WHAT TO WORK ON: Quote the listing below in its entirety, omitting every image.

LISTING:
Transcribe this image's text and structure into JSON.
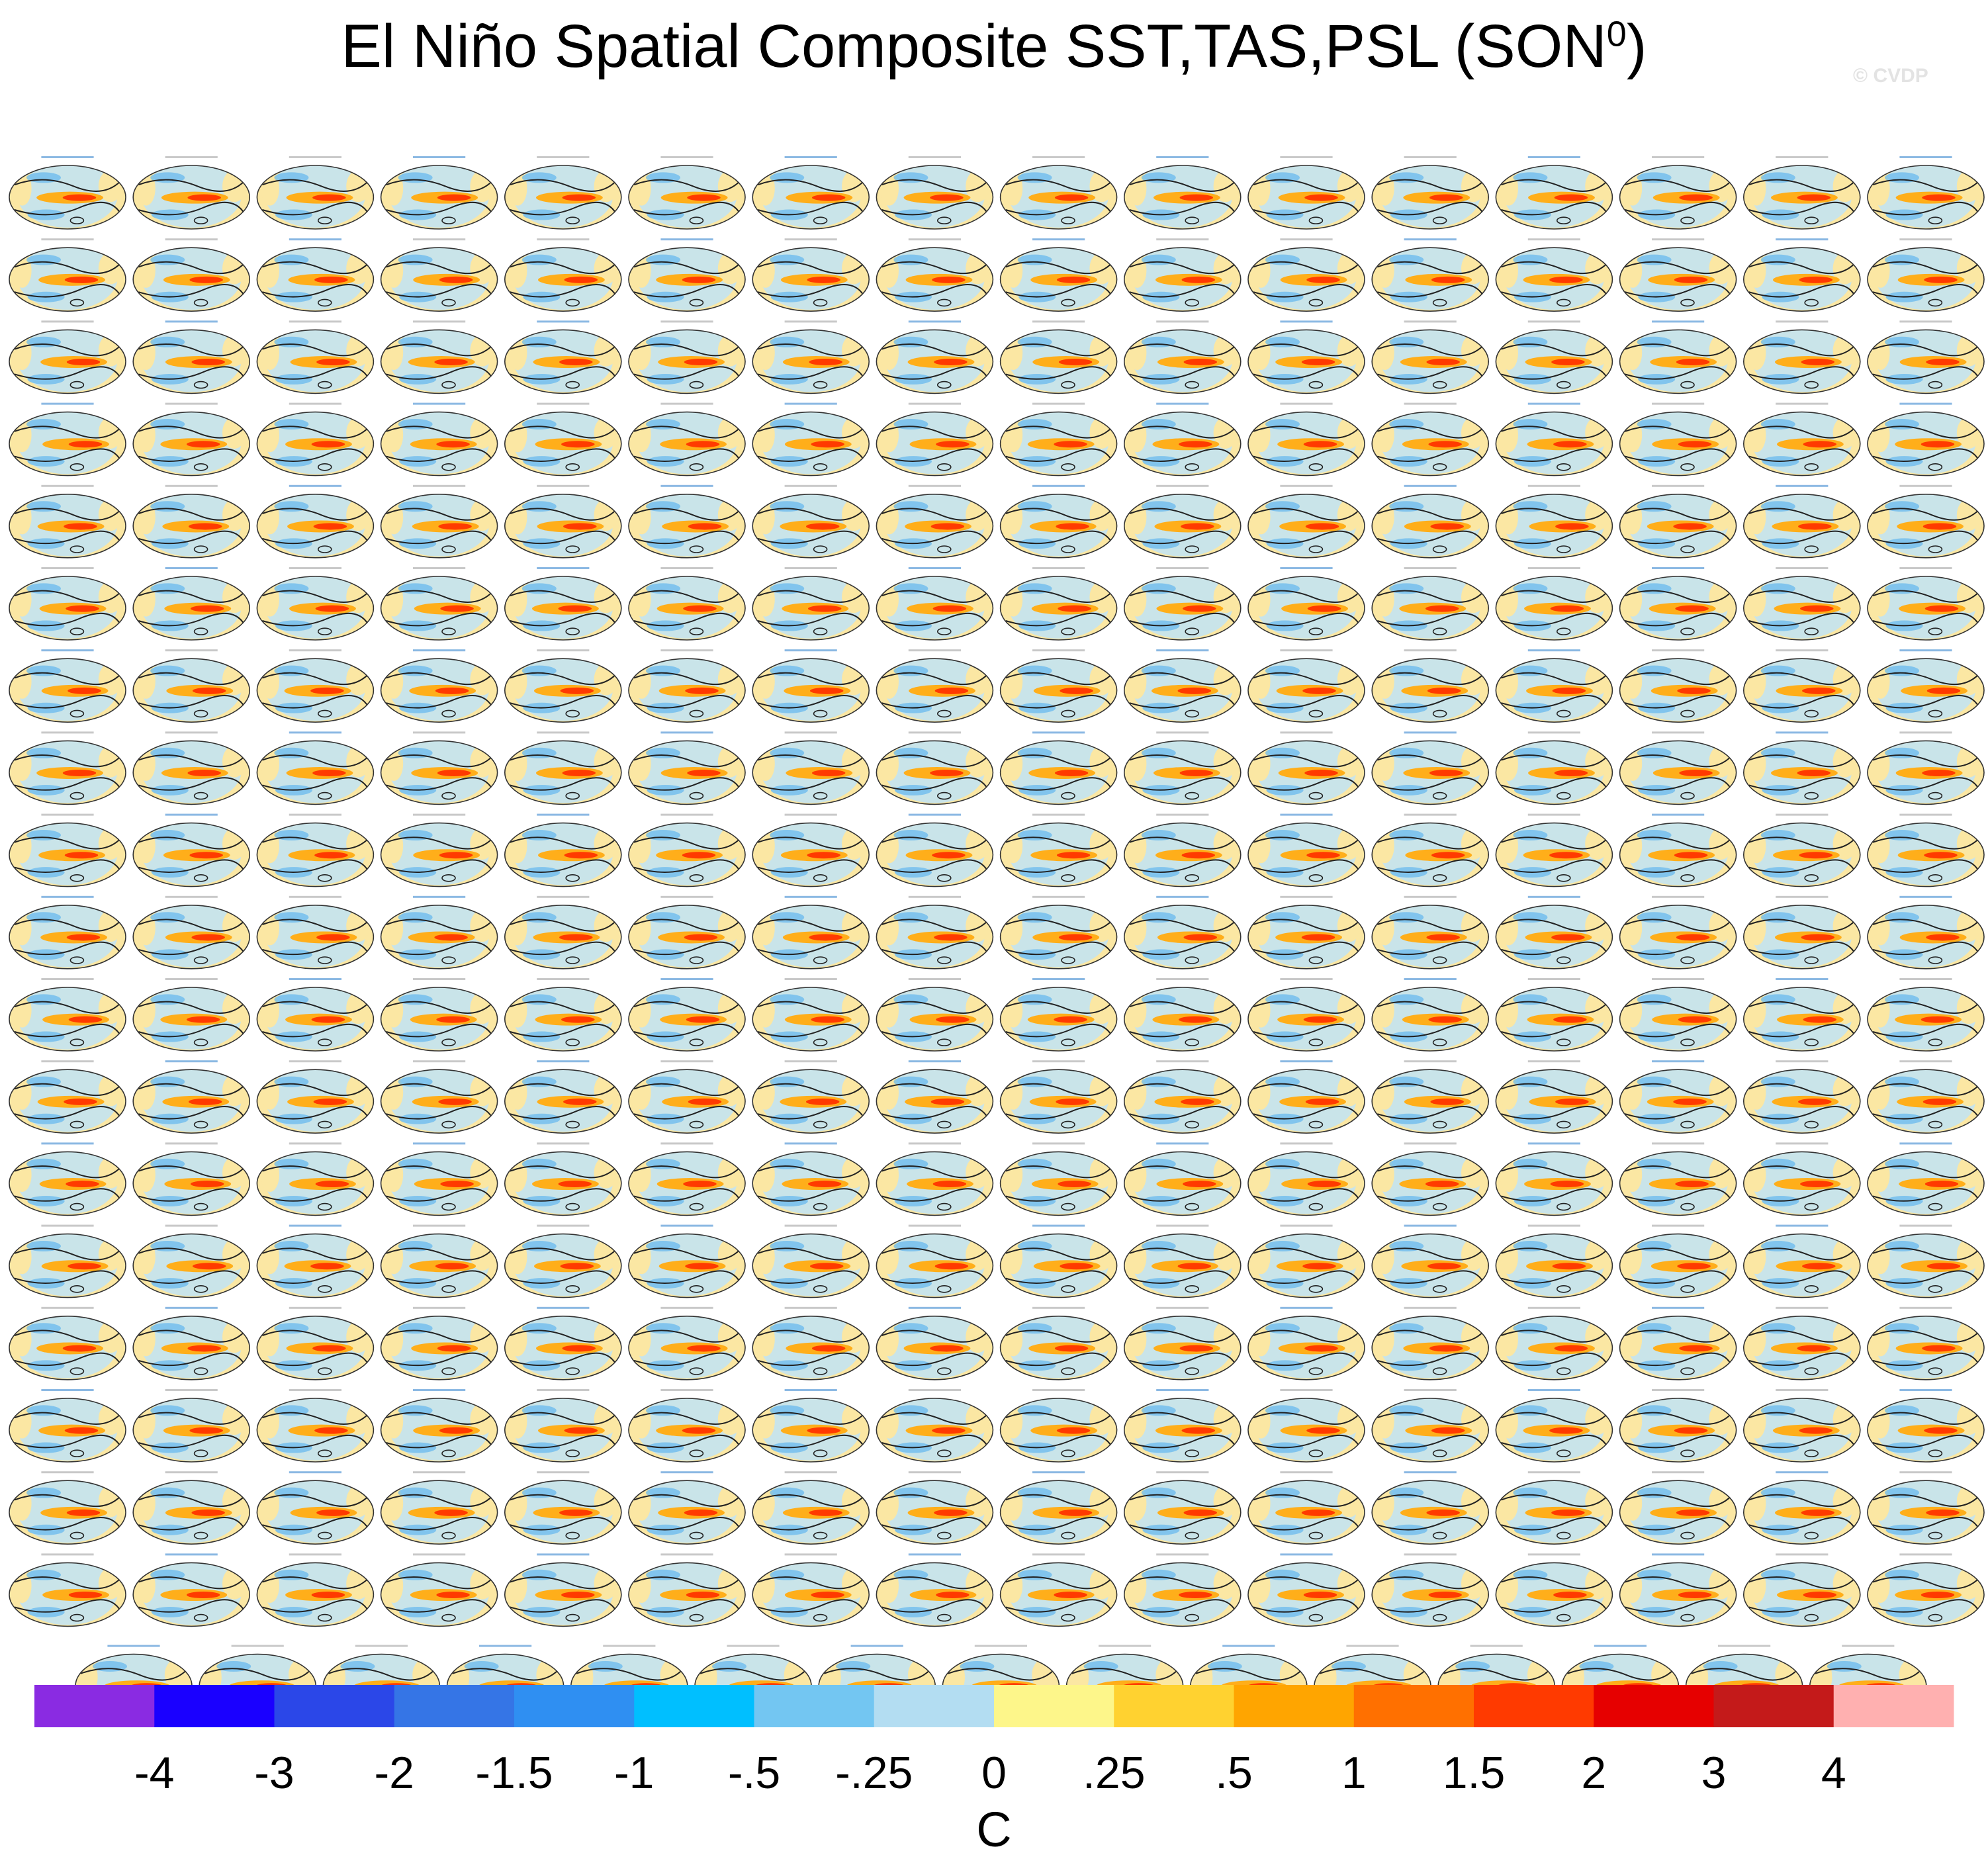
{
  "title": {
    "text": "El Niño Spatial Composite SST,TAS,PSL (SON",
    "sup": "0",
    "close": ")"
  },
  "watermark": "© CVDP",
  "panel_grid": {
    "full_rows": 18,
    "columns": 16,
    "last_row_count": 15
  },
  "chart_data": {
    "type": "heatmap",
    "title": "El Niño Spatial Composite SST,TAS,PSL (SON0)",
    "colorbar": {
      "unit": "C",
      "tick_labels": [
        "-4",
        "-3",
        "-2",
        "-1.5",
        "-1",
        "-.5",
        "-.25",
        "0",
        ".25",
        ".5",
        "1",
        "1.5",
        "2",
        "3",
        "4"
      ],
      "levels": [
        -4,
        -3,
        -2,
        -1.5,
        -1,
        -0.5,
        -0.25,
        0,
        0.25,
        0.5,
        1,
        1.5,
        2,
        3,
        4
      ],
      "colors": [
        "#8a2be2",
        "#1a00ff",
        "#2b47e8",
        "#3575e6",
        "#2f8ff2",
        "#00bfff",
        "#73c6f2",
        "#b3ddf2",
        "#fdf68a",
        "#ffd230",
        "#ffa500",
        "#ff7000",
        "#ff3a00",
        "#e60000",
        "#c41a1a",
        "#ffb0b0"
      ]
    },
    "palette": {
      "land": "#fbe7a3",
      "ocean": "#bfe3f6",
      "warm": "#ffae1a",
      "hot": "#ff3a00",
      "cool": "#62b6ee",
      "contour": "#222222"
    }
  }
}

ANSWER IN FULL:
Transcribe this image's text and structure into JSON.
{
  "title": {
    "text": "El Niño Spatial Composite SST,TAS,PSL (SON",
    "sup": "0",
    "close": ")"
  },
  "watermark": "© CVDP",
  "panel_grid": {
    "full_rows": 18,
    "columns": 16,
    "last_row_count": 15
  },
  "chart_data": {
    "type": "heatmap",
    "title": "El Niño Spatial Composite SST,TAS,PSL (SON0)",
    "colorbar": {
      "unit": "C",
      "tick_labels": [
        "-4",
        "-3",
        "-2",
        "-1.5",
        "-1",
        "-.5",
        "-.25",
        "0",
        ".25",
        ".5",
        "1",
        "1.5",
        "2",
        "3",
        "4"
      ],
      "levels": [
        -4,
        -3,
        -2,
        -1.5,
        -1,
        -0.5,
        -0.25,
        0,
        0.25,
        0.5,
        1,
        1.5,
        2,
        3,
        4
      ],
      "colors": [
        "#8a2be2",
        "#1a00ff",
        "#2b47e8",
        "#3575e6",
        "#2f8ff2",
        "#00bfff",
        "#73c6f2",
        "#b3ddf2",
        "#fdf68a",
        "#ffd230",
        "#ffa500",
        "#ff7000",
        "#ff3a00",
        "#e60000",
        "#c41a1a",
        "#ffb0b0"
      ]
    },
    "palette": {
      "land": "#fbe7a3",
      "ocean": "#bfe3f6",
      "warm": "#ffae1a",
      "hot": "#ff3a00",
      "cool": "#62b6ee",
      "contour": "#222222"
    }
  }
}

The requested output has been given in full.